Gather from the listing below each line that includes the word "Sainte", and copy it.

======== Record list ========

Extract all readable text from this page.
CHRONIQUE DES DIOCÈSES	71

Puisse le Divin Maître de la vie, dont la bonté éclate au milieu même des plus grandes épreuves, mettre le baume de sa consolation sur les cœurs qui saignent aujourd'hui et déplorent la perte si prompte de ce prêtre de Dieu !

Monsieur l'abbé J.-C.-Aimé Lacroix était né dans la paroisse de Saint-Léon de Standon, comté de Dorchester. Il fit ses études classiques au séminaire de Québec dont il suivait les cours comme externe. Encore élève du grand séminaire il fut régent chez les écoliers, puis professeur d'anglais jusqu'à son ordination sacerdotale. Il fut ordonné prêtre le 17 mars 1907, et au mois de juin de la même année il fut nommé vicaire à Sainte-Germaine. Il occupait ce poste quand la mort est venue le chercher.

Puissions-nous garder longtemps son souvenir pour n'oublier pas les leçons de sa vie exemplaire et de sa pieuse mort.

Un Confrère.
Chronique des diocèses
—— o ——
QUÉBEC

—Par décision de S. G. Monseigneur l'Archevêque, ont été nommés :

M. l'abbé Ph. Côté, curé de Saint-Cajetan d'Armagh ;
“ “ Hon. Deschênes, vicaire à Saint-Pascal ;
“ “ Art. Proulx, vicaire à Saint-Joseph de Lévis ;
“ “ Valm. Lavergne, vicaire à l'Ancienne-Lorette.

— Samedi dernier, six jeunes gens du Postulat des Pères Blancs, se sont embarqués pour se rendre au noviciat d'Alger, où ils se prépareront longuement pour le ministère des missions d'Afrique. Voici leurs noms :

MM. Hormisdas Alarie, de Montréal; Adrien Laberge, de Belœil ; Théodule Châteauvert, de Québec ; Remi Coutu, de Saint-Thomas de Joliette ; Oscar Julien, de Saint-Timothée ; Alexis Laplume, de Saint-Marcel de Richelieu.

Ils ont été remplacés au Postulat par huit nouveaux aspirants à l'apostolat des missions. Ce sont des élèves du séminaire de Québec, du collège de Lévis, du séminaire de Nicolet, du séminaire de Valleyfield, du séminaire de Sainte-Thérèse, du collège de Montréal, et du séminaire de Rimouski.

========

* Result of the task *
Monsieur l'abbé J.-C.-Aimé Lacroix était né dans la paroisse de Saint-Léon de Standon, comté de Dorchester. Il fit ses études classiques au séminaire de Québec dont il suivait les cours comme externe. Encore élève du grand séminaire il fut régent chez les écoliers, puis professeur d'anglais jusqu'à son ordination sacerdotale. Il fut ordonné prêtre le 17 mars 1907, et au mois de juin de la même année il fut nommé vicaire à Sainte-Germaine. Il occupait ce poste quand la mort est venue le chercher.
Ils ont été remplacés au Postulat par huit nouveaux aspirants à l'apostolat des missions. Ce sont des élèves du séminaire de Québec, du collège de Lévis, du séminaire de Nicolet, du séminaire de Valleyfield, du séminaire de Sainte-Thérèse, du collège de Montréal, et du séminaire de Rimouski.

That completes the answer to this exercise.